SET TASK | Gather up the lines that contain "Operating".
[start of SUPPLIED RECORDS]
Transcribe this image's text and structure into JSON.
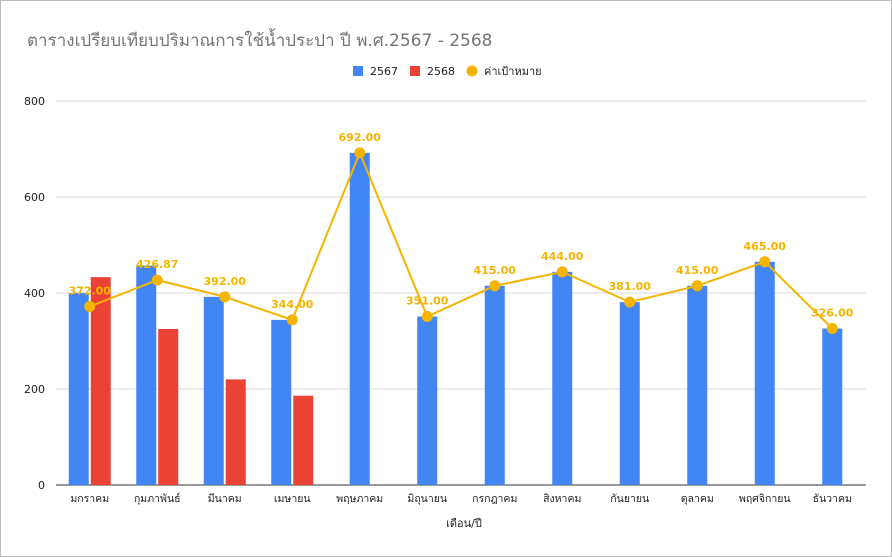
{
  "chart_data": {
    "type": "bar",
    "title": "ตารางเปรียบเทียบปริมาณการใช้น้ำประปา ปี พ.ศ.2567 - 2568",
    "xlabel": "เดือน/ปี",
    "ylabel": "",
    "ylim": [
      0,
      800
    ],
    "yticks": [
      0,
      200,
      400,
      600,
      800
    ],
    "categories": [
      "มกราคม",
      "กุมภาพันธ์",
      "มีนาคม",
      "เมษายน",
      "พฤษภาคม",
      "มิถุนายน",
      "กรกฎาคม",
      "สิงหาคม",
      "กันยายน",
      "ตุลาคม",
      "พฤศจิกายน",
      "ธันวาคม"
    ],
    "series": [
      {
        "name": "2567",
        "type": "bar",
        "color": "#4285f4",
        "values": [
          400,
          457,
          392,
          344,
          692,
          351,
          415,
          444,
          381,
          415,
          465,
          326
        ]
      },
      {
        "name": "2568",
        "type": "bar",
        "color": "#ea4335",
        "values": [
          433,
          325,
          220,
          186,
          null,
          null,
          null,
          null,
          null,
          null,
          null,
          null
        ]
      },
      {
        "name": "ค่าเป้าหมาย",
        "type": "line",
        "color": "#f4b400",
        "values": [
          372.0,
          426.87,
          392.0,
          344.0,
          692.0,
          351.0,
          415.0,
          444.0,
          381.0,
          415.0,
          465.0,
          326.0
        ],
        "labels": [
          "372.00",
          "426.87",
          "392.00",
          "344.00",
          "692.00",
          "351.00",
          "415.00",
          "444.00",
          "381.00",
          "415.00",
          "465.00",
          "326.00"
        ]
      }
    ],
    "legend_position": "top",
    "grid": true
  }
}
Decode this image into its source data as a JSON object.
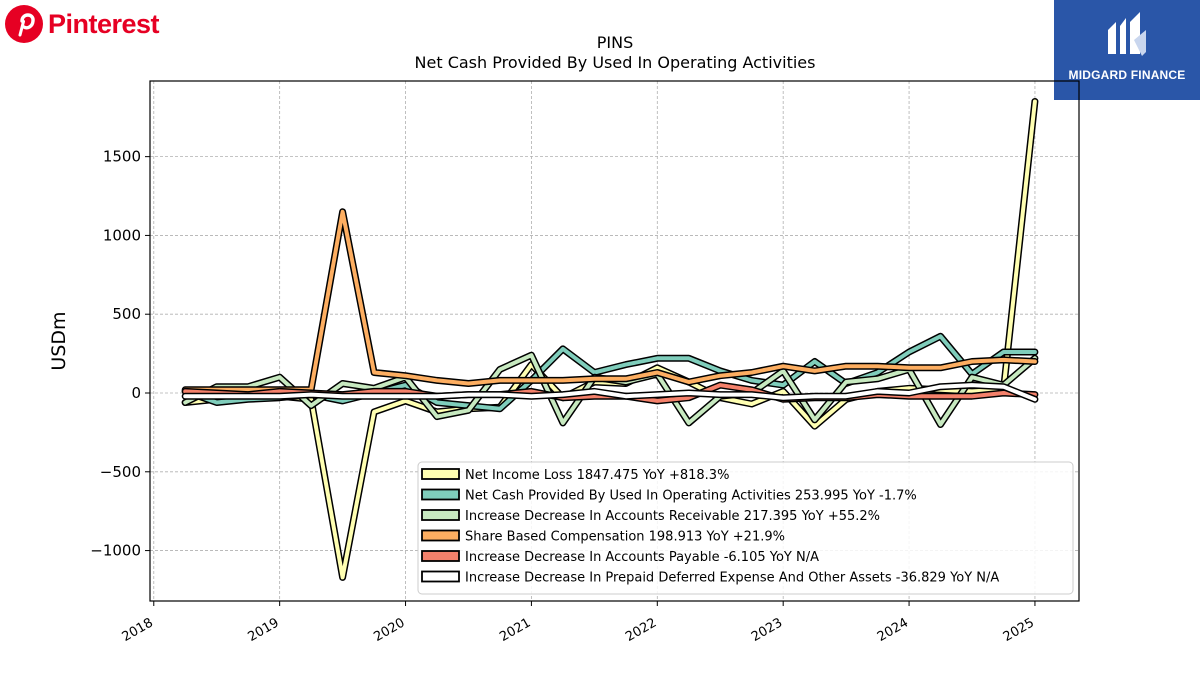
{
  "brand": {
    "name": "Pinterest",
    "logo_icon": "pinterest-p-icon",
    "color": "#e60023"
  },
  "badge": {
    "name": "MIDGARD FINANCE",
    "logo_icon": "midgard-m-icon",
    "color": "#2a56a8"
  },
  "chart_data": {
    "type": "line",
    "title": "PINS",
    "subtitle": "Net Cash Provided By Used In Operating Activities",
    "ylabel": "USDm",
    "xlabel": "",
    "ylim": [
      -1320,
      1980
    ],
    "xlim": [
      2017.97,
      2025.35
    ],
    "yticks": [
      -1000,
      -500,
      0,
      500,
      1000,
      1500
    ],
    "ytick_labels": [
      "−1000",
      "−500",
      "0",
      "500",
      "1000",
      "1500"
    ],
    "xticks": [
      2018,
      2019,
      2020,
      2021,
      2022,
      2023,
      2024,
      2025
    ],
    "xtick_labels": [
      "2018",
      "2019",
      "2020",
      "2021",
      "2022",
      "2023",
      "2024",
      "2025"
    ],
    "grid": true,
    "legend_position": "bottom-right",
    "x": [
      2018.25,
      2018.5,
      2018.75,
      2019.0,
      2019.25,
      2019.5,
      2019.75,
      2020.0,
      2020.25,
      2020.5,
      2020.75,
      2021.0,
      2021.25,
      2021.5,
      2021.75,
      2022.0,
      2022.25,
      2022.5,
      2022.75,
      2023.0,
      2023.25,
      2023.5,
      2023.75,
      2024.0,
      2024.25,
      2024.5,
      2024.75,
      2025.0
    ],
    "series": [
      {
        "name": "Net Income Loss",
        "legend_label": "Net Income Loss  1847.475 YoY +818.3%",
        "color": "#ffffb2",
        "values": [
          -60,
          -40,
          -30,
          -20,
          -40,
          -1170,
          -120,
          -50,
          -120,
          -100,
          -90,
          180,
          -30,
          70,
          60,
          160,
          70,
          -30,
          -70,
          10,
          -210,
          -40,
          10,
          30,
          20,
          10,
          20,
          1850
        ]
      },
      {
        "name": "Net Cash Provided By Used In Operating Activities",
        "legend_label": "Net Cash Provided By Used In Operating Activities  253.995 YoY -1.7%",
        "color": "#7fcdbb",
        "values": [
          10,
          -60,
          -40,
          -30,
          -10,
          -50,
          0,
          50,
          -60,
          -80,
          -100,
          80,
          280,
          130,
          180,
          220,
          220,
          140,
          80,
          50,
          200,
          60,
          130,
          260,
          360,
          120,
          260,
          260
        ]
      },
      {
        "name": "Increase Decrease In Accounts Receivable",
        "legend_label": "Increase Decrease In Accounts Receivable  217.395 YoY +55.2%",
        "color": "#c7e9c0",
        "values": [
          -60,
          40,
          40,
          100,
          -80,
          60,
          30,
          100,
          -150,
          -110,
          150,
          240,
          -190,
          100,
          70,
          120,
          -190,
          -20,
          0,
          140,
          -170,
          70,
          90,
          150,
          -200,
          100,
          50,
          220
        ]
      },
      {
        "name": "Share Based Compensation",
        "legend_label": "Share Based Compensation  198.913 YoY +21.9%",
        "color": "#fdae61",
        "values": [
          20,
          20,
          20,
          20,
          20,
          1150,
          130,
          110,
          80,
          60,
          80,
          80,
          80,
          90,
          90,
          130,
          70,
          110,
          130,
          170,
          140,
          170,
          170,
          160,
          160,
          200,
          210,
          200
        ]
      },
      {
        "name": "Increase Decrease In Accounts Payable",
        "legend_label": "Increase Decrease In Accounts Payable  -6.105 YoY N/A",
        "color": "#f4816b",
        "values": [
          10,
          0,
          -10,
          10,
          0,
          -10,
          10,
          10,
          -20,
          -10,
          -10,
          10,
          -30,
          -20,
          -20,
          -50,
          -30,
          50,
          20,
          -40,
          -30,
          -30,
          -10,
          -20,
          -20,
          -20,
          0,
          -10
        ]
      },
      {
        "name": "Increase Decrease In Prepaid Deferred Expense And Other Assets",
        "legend_label": "Increase Decrease In Prepaid Deferred Expense And Other Assets  -36.829 YoY N/A",
        "color": "#ffffff",
        "values": [
          -20,
          -20,
          -20,
          -20,
          -10,
          -20,
          -20,
          -20,
          -20,
          -10,
          -10,
          -20,
          -10,
          10,
          -20,
          -10,
          0,
          -10,
          -10,
          -30,
          -20,
          -20,
          10,
          0,
          40,
          50,
          40,
          -40
        ]
      }
    ]
  }
}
[end of SUPPLIED RECORDS]
ANSWER TO THIS TASK |
    "subtitle": "Net Cash Provided By Used In Operating Activities",
        "name": "Net Cash Provided By Used In Operating Activities",
        "legend_label": "Net Cash Provided By Used In Operating Activities  253.995 YoY -1.7%",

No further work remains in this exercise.